Domingo XXV Ordinario del ciclo A.
Nuestro Dios ama la justicia.
Estimados hermanos y amigos:
El texto evangélico que la Iglesia nos invita a meditar en esta ocasión (MT. 20, 1-
16), nos recuerda que la justicia de Dios es superior a la nuestra, y que debemos
hacer lo posible por evitar el hecho de mantener confrontaciones estériles con
nuestros hermanos cristianos cuya fe difiere de la nuestra, porque, aunque todos
creemos que nuestra religión es la verdadera, debemos aplicarnos las siguientes
palabras que San Pablo le escribió a su colaborador, el obispo Timoteo:
"Evita las controversias estúpidas e ineducadas, que sólo engendran altercados"
(2 TIM. 2, 23).
Imaginemos que mantenemos una confrontación con alguien que piensa que
Jesús no es Dios. Mientras que las dos partes exponemos nuestras razones sin
convencernos, puede haber quien nos escuche y, al ver que no nos ponemos de
acuerdo, puede llegar a la conclusión de que Dios no existe. Es verdad lo que San
Pablo afirma en la citada Carta que le escribió a su colaborador Timoteo:
"Quien sirve al Señor no puede ser pendenciero; al contrario, debe ser amable
con todos, buen educador y sufrido. Ha de corregir con dulzura a los contradictores.
¡Quién sabe si no les concederá Dios ocasión de convertirse y conocer la verdad;
quién sabe si no entrarán en razón y conseguirán escapar de la trampa en que el
diablo les tiene atrapados y sometidos a su antojo!" (2 TIM. 2, 24-26).

[Datos de límites de regiones]
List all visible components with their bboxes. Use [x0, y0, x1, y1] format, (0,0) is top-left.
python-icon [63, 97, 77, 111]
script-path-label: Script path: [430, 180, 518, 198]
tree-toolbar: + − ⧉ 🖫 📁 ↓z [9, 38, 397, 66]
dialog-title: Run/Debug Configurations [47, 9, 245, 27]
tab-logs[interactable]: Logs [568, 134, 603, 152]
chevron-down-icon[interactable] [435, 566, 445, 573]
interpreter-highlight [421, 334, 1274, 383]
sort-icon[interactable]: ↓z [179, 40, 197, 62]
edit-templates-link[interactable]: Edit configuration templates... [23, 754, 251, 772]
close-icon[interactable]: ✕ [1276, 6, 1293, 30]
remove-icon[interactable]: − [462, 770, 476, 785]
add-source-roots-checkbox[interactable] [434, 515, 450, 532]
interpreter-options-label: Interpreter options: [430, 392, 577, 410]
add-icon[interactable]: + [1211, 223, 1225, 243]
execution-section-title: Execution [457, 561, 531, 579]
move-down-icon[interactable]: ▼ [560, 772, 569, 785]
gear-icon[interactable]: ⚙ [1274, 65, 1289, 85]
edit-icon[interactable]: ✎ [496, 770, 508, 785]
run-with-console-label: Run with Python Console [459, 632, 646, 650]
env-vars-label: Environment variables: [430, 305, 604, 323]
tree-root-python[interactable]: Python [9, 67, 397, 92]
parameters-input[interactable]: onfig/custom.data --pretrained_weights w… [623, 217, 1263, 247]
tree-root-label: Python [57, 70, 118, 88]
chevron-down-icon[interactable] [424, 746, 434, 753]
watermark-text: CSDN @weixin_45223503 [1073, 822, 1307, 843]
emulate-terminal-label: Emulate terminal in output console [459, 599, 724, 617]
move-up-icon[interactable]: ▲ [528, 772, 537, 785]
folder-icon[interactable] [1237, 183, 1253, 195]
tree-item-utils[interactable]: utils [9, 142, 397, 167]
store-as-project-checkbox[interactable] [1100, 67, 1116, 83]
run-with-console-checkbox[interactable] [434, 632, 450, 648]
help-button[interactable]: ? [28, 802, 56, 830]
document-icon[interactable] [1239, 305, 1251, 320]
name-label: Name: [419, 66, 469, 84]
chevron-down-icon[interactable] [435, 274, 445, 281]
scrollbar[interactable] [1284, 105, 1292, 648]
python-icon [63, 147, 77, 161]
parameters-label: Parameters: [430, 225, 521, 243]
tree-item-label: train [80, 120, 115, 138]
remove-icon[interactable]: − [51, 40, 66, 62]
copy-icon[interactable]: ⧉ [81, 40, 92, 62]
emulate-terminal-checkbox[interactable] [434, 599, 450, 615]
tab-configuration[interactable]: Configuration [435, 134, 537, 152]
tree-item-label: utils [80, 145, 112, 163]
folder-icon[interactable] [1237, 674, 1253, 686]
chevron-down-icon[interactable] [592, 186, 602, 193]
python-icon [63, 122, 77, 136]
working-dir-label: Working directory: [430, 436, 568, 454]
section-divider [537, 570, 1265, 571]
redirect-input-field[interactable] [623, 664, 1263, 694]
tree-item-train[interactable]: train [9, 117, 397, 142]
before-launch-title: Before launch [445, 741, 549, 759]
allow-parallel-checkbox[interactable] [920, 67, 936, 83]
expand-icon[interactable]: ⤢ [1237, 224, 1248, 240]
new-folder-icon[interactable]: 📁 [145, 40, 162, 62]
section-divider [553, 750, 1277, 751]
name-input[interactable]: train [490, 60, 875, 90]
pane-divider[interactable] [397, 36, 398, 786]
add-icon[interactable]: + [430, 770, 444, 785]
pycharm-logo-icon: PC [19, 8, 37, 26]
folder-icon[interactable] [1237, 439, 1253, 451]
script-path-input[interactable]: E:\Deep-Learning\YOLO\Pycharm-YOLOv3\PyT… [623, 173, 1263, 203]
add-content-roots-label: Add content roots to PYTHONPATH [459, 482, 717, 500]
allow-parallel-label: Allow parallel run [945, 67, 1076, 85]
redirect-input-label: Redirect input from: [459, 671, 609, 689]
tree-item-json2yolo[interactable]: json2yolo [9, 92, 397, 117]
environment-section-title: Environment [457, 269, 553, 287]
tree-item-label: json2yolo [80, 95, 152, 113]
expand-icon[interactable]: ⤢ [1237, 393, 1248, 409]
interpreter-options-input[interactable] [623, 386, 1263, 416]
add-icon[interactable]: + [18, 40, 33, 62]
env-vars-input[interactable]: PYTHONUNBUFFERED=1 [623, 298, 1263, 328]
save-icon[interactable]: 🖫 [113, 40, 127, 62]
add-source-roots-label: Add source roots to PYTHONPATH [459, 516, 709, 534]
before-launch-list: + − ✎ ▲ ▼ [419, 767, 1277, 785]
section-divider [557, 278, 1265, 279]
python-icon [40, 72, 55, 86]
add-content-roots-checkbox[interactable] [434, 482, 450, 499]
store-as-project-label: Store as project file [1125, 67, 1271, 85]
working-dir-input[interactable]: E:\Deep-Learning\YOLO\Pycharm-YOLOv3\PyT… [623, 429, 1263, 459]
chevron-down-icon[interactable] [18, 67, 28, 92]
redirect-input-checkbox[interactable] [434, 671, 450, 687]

▶ [Ejercicios]:
- A) Según la homilía, ¿a quién le escribió San Pablo la carta que se cita?
- B) Di si cada frase está de acuerdo con la homilía y copia las palabras que lo deciden: (i) Quien sirve al Señor debe ser pendenciero. (ii) La justicia de Dios es superior a la nuestra. (iii) Alguien que escucha una discusión en la que no hay acuerdo puede pensar que Dios no existe.
- C) Sigue escribiendo la homilía a partir de su última frase.

▶ [Respuestas por ejercicio]:
- A) A su colaborador, el obispo Timoteo.

- B)
(i) No: "Quien sirve al Señor no puede ser pendenciero".
(ii) Sí: "la justicia de Dios es superior a la nuestra".
(iii) Sí: "puede llegar a la conclusión de que Dios no existe".

- C)
Aunque no nos pongamos de acuerdo con nuestros hermanos separados para
mantener las mismas creencias, en cuanto nos sea posible, debemos mantener
buenas relaciones con aquellos que, aunque piensen que su religión es la que debe
prevalecer sobre las demás por haber sido fundada por Dios Padre o nuestro Señor
Jesucristo, no desprecien a quienes no formen parte de sus iglesias o
congregaciones. Lo nuestro es dar razón de nuestra esperanza con dulzura, sin
despreciar a quienes no comparten nuestras creencias, en atención a las palabras
de San Pedro:
"Glorificad en vuestro corazón a Cristo, el Señor, estando dispuestos en todo
momento a dar razón de vuestra esperanza a cualquiera que os pida explicaciones.
Pero, eso sí, hacedlo con dulzura y respeto, como quien tiene limpia la conciencia,
para que la evidencia misma de la calumnia confunda a quienes denigran vuestra
buena conducta cristiana" (1 PE. 3, 15-16).
Los lectores inmediatos de las cartas de San Pedro, vivieron en un tiempo en que
los cristianos eran perseguidos, por causa de la fe que profesaban, no sólo porque
los despreciaban los hermanos de raza de Jesús, sino porque sus creencias
chocaban frontalmente con algunas creencias difundidas por el Imperio de Roma.
San Pedro instó a sus lectores a que testimoniaran su fe con dulzura y respeto, a
fin de que, la bondad de sus palabras, y el buen testimonio dado por su forma de
proceder, evidenciaran la falsedad de las acusaciones que muchas veces les hacían
ser maltratados y asesinados.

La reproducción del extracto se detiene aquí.